**SET EXERCISE:**
Print the entries below in their entirety, exactly as they are written.

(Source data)
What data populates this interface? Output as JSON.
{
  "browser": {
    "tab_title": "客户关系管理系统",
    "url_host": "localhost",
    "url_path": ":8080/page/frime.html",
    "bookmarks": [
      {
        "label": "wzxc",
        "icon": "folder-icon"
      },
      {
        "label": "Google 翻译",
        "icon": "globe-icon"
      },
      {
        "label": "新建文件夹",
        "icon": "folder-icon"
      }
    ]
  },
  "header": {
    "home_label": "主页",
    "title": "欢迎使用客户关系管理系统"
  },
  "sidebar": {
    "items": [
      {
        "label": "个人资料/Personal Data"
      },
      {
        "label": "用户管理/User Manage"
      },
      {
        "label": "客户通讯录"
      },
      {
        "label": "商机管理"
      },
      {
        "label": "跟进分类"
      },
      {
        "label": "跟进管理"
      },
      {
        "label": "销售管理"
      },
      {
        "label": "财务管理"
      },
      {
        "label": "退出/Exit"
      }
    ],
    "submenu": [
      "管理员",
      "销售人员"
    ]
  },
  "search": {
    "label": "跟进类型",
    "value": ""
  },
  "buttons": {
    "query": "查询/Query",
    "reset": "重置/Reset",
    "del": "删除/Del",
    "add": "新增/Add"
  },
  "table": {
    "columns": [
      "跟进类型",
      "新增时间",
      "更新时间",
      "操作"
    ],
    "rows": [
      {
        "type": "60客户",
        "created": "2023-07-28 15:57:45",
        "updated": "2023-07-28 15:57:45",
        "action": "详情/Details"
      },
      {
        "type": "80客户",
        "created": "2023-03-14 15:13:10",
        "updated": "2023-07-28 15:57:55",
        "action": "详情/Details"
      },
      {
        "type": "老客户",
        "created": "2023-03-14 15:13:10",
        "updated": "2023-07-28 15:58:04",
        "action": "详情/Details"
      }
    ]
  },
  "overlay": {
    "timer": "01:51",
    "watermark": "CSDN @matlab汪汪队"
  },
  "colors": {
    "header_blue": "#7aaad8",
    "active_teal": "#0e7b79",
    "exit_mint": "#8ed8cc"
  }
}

**TASK SOLUTION:**
What data populates this interface? Output as JSON.
{
  "browser": {
    "tab_title": "客户关系管理系统",
    "url_host": "localhost",
    "url_path": ":8080/page/frime.html",
    "bookmarks": [
      {
        "label": "wzxc",
        "icon": "folder-icon"
      },
      {
        "label": "Google 翻译",
        "icon": "globe-icon"
      },
      {
        "label": "新建文件夹",
        "icon": "folder-icon"
      }
    ]
  },
  "header": {
    "home_label": "主页",
    "title": "欢迎使用客户关系管理系统"
  },
  "sidebar": {
    "items": [
      {
        "label": "个人资料/Personal Data"
      },
      {
        "label": "用户管理/User Manage"
      },
      {
        "label": "客户通讯录"
      },
      {
        "label": "商机管理"
      },
      {
        "label": "跟进分类"
      },
      {
        "label": "跟进管理"
      },
      {
        "label": "销售管理"
      },
      {
        "label": "财务管理"
      },
      {
        "label": "退出/Exit"
      }
    ],
    "submenu": [
      "管理员",
      "销售人员"
    ]
  },
  "search": {
    "label": "跟进类型",
    "value": ""
  },
  "buttons": {
    "query": "查询/Query",
    "reset": "重置/Reset",
    "del": "删除/Del",
    "add": "新增/Add"
  },
  "table": {
    "columns": [
      "跟进类型",
      "新增时间",
      "更新时间",
      "操作"
    ],
    "rows": [
      {
        "type": "60客户",
        "created": "2023-07-28 15:57:45",
        "updated": "2023-07-28 15:57:45",
        "action": "详情/Details"
      },
      {
        "type": "80客户",
        "created": "2023-03-14 15:13:10",
        "updated": "2023-07-28 15:57:55",
        "action": "详情/Details"
      },
      {
        "type": "老客户",
        "created": "2023-03-14 15:13:10",
        "updated": "2023-07-28 15:58:04",
        "action": "详情/Details"
      }
    ]
  },
  "overlay": {
    "timer": "01:51",
    "watermark": "CSDN @matlab汪汪队"
  },
  "colors": {
    "header_blue": "#7aaad8",
    "active_teal": "#0e7b79",
    "exit_mint": "#8ed8cc"
  }
}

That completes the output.